------ Extract to read

List Comprehensions and Performance With Swift

This post written on August 15, 2015 to be compatible with Xcode 6 and Swift 1.2

List comprehensions provide a concise way to create lists. You can accomplish list comprehension-like operations in Swift even though list comprehensions are not mentioned in the Swift language guide.

Say you want to create a list of squares, like:

var squares = [Int]()
for x in 1..<10 {
    squares.append(x*x)
}

In Python you could use a list comprehension instead

squares = [x**2 for x in range(10)]

In Swift you can do

let squares = Array(map(1..<10) { $0 * $0 })

To get the sum of all the elements in the list you could do this

var sum = 0
for square in squares {
    sum = sum + square
}

Or use the reduce function

let sum = squares.reduce(0, { $0 + $1 })

Like list comprehensions in some other languages, you can use any Sequence or Collection as the input, not just a Range.

You can use map/reduce/filter/stride depending on what kind of list you are trying to create.

The two main perks of list comprehensions are conciseness and being able to generate faster bitcode.

My imitation list comprehension was more concise. I was curious whether it would also generate faster bitcode.

This article showed me how to analyze Swift assembly code using Hopper, an OSX and Linux disassembler. You can try Hopper for free without buying a license.

The code snippets without list comprehensions and with the imitation list comprehensions generated the same assembly code.

The assembly code from Hopper

Since both snippets created the same assembly code I assumed their execution time would be the same. We can demontrate this by measuring the execution of our program using XCTest.

My test for the code snippet with no list comprehension

func testNoListComprehensionPerformance() {
    self.measureBlock() {
        var squares = [Int]()
        for x in 1...5 {
            squares.append(x)
        }
    }
}

The relevant output

Test Case '-[speedTestTests.speedTestTests testNoListComprehensionPerformance]' started.

------------

> _Directions_: Please state the two main perks of list comprehensions according to the Swift post. These rows were drawn from a separate source.

------ Data listing

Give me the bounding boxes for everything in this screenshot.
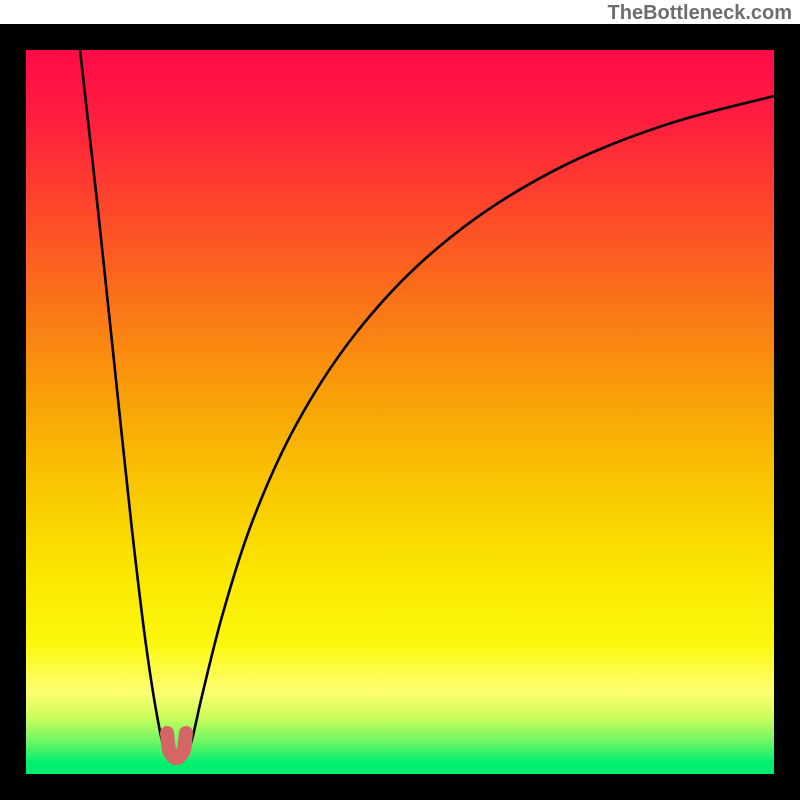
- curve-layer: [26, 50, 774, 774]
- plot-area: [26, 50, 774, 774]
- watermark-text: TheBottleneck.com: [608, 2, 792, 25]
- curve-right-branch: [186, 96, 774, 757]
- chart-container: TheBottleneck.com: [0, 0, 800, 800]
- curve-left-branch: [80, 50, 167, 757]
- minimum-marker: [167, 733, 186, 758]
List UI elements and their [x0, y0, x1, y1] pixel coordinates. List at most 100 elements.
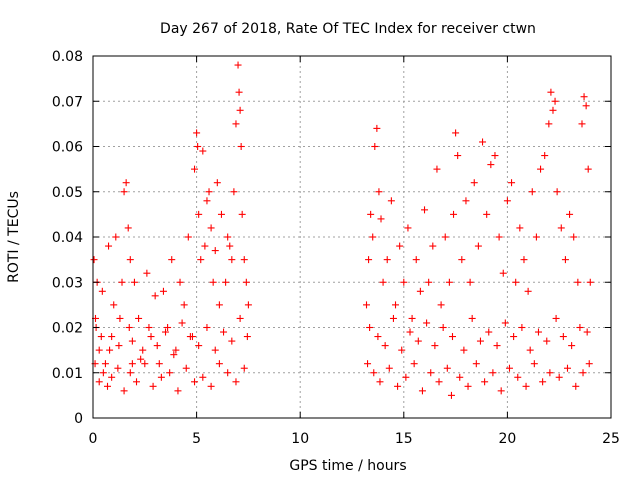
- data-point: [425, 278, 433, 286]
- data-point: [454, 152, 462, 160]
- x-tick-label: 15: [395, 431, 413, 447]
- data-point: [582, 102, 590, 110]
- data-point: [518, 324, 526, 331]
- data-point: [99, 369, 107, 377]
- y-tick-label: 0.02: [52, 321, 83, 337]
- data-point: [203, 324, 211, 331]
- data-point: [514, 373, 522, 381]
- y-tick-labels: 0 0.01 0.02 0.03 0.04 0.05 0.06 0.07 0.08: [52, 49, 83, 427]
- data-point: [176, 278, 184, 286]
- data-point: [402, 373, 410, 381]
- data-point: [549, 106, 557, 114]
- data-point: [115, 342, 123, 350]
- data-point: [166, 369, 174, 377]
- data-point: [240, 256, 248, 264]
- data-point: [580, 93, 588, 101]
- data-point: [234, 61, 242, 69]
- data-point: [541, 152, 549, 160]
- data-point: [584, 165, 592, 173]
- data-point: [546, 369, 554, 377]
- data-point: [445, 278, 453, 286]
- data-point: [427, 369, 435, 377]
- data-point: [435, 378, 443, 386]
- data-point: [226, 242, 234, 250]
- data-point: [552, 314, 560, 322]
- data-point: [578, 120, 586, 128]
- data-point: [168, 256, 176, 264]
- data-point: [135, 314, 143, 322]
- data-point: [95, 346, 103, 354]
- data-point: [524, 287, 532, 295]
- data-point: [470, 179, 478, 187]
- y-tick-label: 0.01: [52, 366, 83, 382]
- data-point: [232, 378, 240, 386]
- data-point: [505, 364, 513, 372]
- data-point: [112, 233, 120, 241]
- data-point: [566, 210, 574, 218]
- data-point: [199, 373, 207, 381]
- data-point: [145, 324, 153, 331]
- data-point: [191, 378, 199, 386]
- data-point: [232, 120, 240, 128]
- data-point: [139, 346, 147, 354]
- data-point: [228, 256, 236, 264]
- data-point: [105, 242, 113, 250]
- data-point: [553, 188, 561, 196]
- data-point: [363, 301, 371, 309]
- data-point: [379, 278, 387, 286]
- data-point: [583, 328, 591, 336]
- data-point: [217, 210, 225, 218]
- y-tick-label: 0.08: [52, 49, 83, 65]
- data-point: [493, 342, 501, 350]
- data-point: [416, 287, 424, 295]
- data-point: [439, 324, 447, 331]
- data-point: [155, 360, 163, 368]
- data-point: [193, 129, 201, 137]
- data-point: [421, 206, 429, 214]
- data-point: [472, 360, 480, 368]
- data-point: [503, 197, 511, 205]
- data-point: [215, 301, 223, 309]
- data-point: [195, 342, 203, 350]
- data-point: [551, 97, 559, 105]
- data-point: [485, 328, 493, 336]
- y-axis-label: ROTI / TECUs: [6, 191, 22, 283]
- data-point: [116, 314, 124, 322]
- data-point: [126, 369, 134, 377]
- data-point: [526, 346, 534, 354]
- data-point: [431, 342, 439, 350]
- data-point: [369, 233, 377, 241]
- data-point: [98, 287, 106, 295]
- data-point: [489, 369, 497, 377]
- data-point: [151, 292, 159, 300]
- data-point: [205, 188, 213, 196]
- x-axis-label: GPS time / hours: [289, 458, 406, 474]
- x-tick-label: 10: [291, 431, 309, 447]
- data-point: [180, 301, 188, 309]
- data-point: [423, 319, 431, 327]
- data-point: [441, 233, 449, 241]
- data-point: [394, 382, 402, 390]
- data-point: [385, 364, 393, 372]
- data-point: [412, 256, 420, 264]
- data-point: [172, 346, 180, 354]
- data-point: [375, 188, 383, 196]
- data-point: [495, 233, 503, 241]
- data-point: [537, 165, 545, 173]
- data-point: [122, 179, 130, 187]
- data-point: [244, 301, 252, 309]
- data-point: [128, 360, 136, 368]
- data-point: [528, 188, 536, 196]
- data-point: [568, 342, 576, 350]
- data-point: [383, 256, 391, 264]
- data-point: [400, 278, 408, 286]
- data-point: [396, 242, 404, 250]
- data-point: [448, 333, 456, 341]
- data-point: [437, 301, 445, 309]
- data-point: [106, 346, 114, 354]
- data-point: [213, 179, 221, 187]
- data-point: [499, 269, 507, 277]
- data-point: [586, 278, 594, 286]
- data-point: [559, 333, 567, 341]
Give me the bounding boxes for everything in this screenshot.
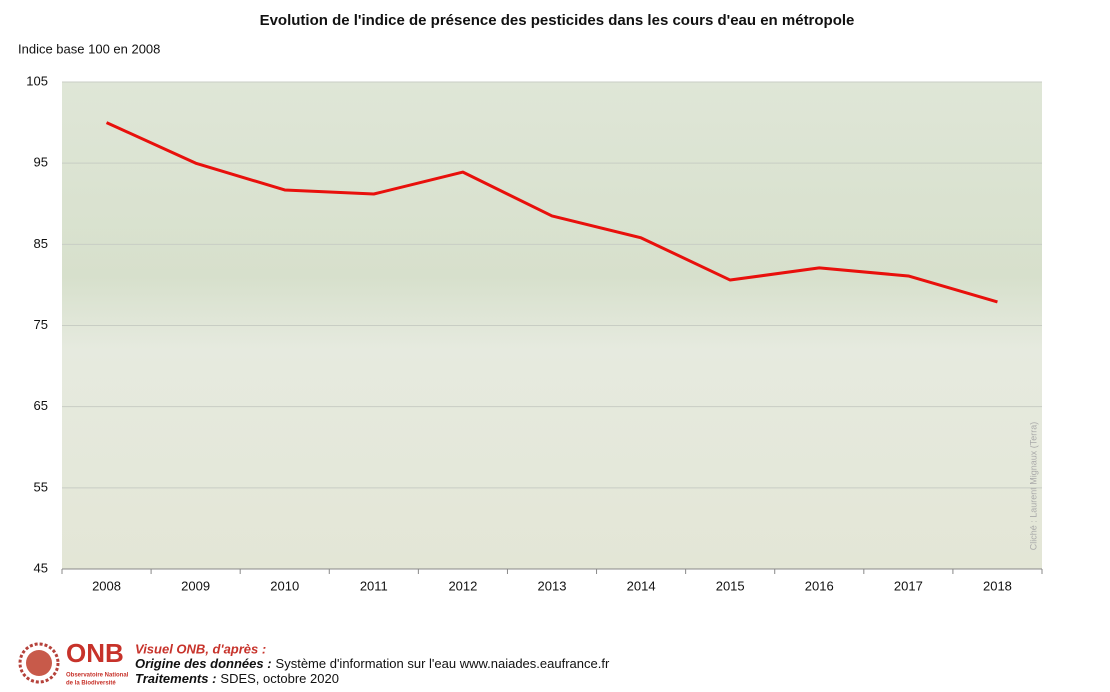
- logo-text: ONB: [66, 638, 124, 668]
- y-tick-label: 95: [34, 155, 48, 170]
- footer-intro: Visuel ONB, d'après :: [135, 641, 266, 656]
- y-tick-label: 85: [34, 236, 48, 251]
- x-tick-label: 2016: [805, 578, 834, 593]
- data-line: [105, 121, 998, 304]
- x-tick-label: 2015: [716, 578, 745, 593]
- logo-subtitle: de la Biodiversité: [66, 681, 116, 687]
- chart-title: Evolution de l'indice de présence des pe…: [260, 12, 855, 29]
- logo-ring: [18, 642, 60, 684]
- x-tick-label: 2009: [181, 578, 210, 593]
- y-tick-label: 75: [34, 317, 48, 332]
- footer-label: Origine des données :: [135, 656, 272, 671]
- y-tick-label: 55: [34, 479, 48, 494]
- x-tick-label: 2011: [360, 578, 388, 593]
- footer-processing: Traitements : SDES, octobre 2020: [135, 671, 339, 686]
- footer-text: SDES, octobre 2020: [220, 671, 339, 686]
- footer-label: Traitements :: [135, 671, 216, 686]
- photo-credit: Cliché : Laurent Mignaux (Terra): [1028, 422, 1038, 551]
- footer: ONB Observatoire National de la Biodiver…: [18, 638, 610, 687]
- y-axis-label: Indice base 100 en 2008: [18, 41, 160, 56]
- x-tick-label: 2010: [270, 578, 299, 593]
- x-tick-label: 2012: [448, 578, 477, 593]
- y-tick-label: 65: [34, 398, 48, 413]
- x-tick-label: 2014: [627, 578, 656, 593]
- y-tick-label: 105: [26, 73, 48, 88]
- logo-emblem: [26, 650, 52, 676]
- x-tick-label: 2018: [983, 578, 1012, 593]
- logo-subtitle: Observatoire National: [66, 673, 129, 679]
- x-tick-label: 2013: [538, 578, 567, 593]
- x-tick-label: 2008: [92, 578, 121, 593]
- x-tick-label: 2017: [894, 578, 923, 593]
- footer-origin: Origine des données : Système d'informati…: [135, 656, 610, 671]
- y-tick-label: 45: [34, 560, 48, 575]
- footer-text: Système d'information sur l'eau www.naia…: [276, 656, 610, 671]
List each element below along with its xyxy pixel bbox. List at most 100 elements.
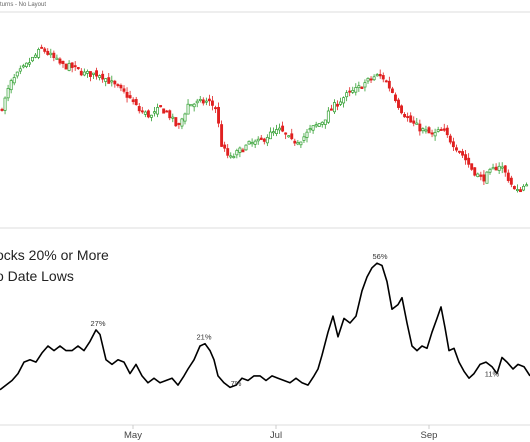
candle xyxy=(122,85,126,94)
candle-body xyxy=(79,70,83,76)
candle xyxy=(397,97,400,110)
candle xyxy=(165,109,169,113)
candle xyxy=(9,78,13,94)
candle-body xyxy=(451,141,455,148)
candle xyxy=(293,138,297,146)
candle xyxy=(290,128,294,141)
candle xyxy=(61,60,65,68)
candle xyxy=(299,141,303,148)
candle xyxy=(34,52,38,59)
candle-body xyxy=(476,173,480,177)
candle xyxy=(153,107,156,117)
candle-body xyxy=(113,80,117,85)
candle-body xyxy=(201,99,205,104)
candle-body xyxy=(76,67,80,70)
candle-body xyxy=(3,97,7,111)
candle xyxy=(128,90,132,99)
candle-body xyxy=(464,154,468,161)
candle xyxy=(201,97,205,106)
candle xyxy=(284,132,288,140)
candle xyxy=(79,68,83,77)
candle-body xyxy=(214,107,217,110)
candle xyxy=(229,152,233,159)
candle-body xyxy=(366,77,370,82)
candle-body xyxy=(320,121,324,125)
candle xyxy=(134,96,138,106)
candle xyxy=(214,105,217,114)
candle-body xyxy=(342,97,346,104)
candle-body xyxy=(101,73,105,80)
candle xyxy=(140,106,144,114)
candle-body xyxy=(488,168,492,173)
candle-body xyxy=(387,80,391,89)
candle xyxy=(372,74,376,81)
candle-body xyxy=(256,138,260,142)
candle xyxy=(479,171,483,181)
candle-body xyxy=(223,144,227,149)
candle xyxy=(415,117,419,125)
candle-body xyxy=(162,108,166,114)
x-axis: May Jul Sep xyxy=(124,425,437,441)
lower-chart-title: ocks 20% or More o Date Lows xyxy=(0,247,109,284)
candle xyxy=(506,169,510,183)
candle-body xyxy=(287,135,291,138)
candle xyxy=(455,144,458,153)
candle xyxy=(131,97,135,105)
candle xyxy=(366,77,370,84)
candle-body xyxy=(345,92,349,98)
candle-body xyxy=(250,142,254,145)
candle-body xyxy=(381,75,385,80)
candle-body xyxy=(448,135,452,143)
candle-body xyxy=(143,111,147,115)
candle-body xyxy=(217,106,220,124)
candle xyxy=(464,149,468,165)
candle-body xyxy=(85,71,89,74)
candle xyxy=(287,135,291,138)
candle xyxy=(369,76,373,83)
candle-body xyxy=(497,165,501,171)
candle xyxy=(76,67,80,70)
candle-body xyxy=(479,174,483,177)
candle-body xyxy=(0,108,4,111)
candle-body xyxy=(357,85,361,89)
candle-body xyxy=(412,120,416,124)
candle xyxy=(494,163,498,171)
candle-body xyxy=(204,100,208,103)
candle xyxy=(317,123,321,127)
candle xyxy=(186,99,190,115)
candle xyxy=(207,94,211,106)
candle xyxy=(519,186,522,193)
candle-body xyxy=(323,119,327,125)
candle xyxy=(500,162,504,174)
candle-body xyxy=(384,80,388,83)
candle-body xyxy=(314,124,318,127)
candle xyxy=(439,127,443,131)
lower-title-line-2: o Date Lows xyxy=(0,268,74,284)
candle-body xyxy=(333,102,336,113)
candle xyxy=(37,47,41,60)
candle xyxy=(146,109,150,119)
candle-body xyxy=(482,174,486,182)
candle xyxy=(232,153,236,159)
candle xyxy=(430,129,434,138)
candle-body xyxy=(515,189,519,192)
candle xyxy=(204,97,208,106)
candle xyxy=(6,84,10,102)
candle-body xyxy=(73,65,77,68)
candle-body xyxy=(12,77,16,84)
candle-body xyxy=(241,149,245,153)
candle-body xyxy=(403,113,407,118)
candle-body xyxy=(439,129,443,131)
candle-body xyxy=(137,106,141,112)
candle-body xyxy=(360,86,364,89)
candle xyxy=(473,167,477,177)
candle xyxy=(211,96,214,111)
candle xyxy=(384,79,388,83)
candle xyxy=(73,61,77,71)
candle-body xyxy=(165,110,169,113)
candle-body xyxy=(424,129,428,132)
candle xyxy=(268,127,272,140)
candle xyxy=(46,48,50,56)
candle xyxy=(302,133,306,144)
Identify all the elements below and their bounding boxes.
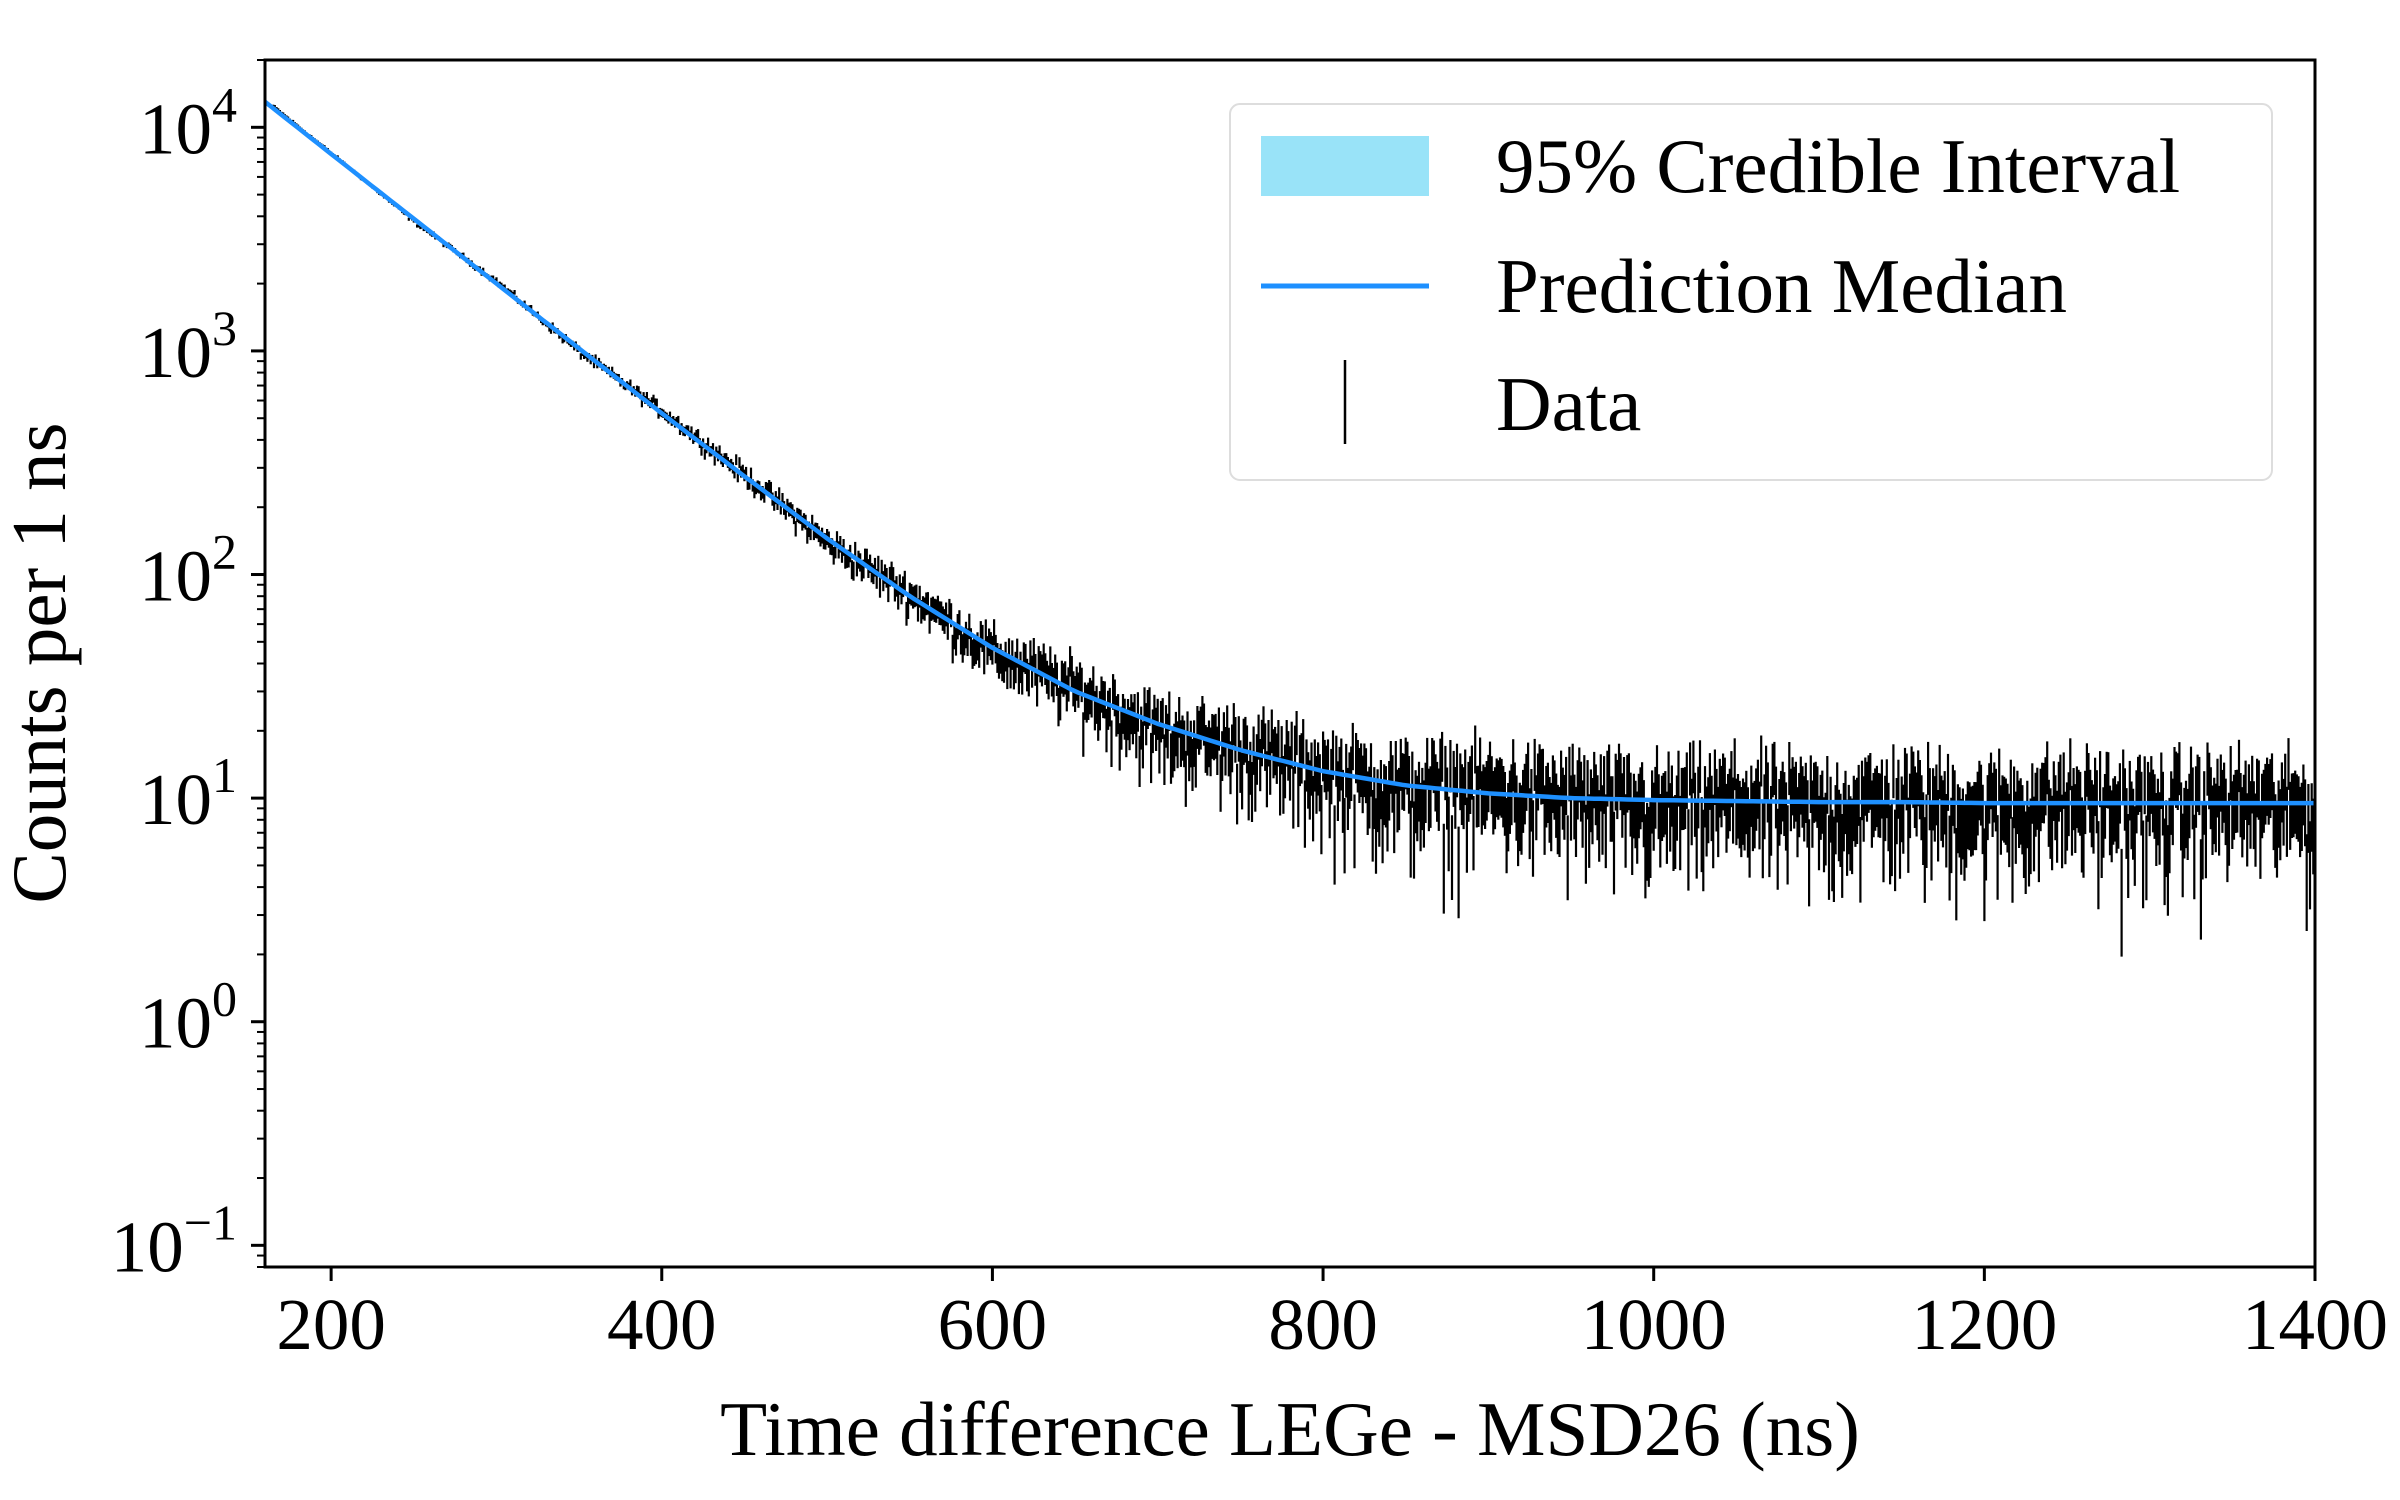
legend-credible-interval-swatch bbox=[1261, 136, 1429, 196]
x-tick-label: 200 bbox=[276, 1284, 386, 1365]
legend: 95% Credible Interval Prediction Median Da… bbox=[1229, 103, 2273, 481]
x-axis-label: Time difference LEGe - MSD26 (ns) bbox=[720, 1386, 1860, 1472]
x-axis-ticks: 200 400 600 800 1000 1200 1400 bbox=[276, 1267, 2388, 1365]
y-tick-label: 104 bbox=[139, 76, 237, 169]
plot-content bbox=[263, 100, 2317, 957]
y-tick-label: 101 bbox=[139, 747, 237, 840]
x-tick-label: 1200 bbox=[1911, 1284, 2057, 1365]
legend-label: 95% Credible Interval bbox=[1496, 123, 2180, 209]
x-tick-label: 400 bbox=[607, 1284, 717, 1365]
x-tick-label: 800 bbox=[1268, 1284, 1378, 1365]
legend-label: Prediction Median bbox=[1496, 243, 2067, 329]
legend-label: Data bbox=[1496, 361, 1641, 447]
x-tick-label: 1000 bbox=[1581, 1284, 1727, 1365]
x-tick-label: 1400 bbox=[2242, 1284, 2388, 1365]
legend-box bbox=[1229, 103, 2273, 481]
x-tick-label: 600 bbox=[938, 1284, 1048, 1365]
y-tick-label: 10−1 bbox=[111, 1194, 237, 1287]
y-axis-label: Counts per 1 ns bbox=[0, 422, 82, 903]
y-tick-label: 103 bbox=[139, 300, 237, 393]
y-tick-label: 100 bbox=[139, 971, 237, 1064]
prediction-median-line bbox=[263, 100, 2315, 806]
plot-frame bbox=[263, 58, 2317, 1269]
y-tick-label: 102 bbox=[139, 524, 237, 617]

------------

> _Reply to the task_: Conciseness and being able to generate faster bitcode.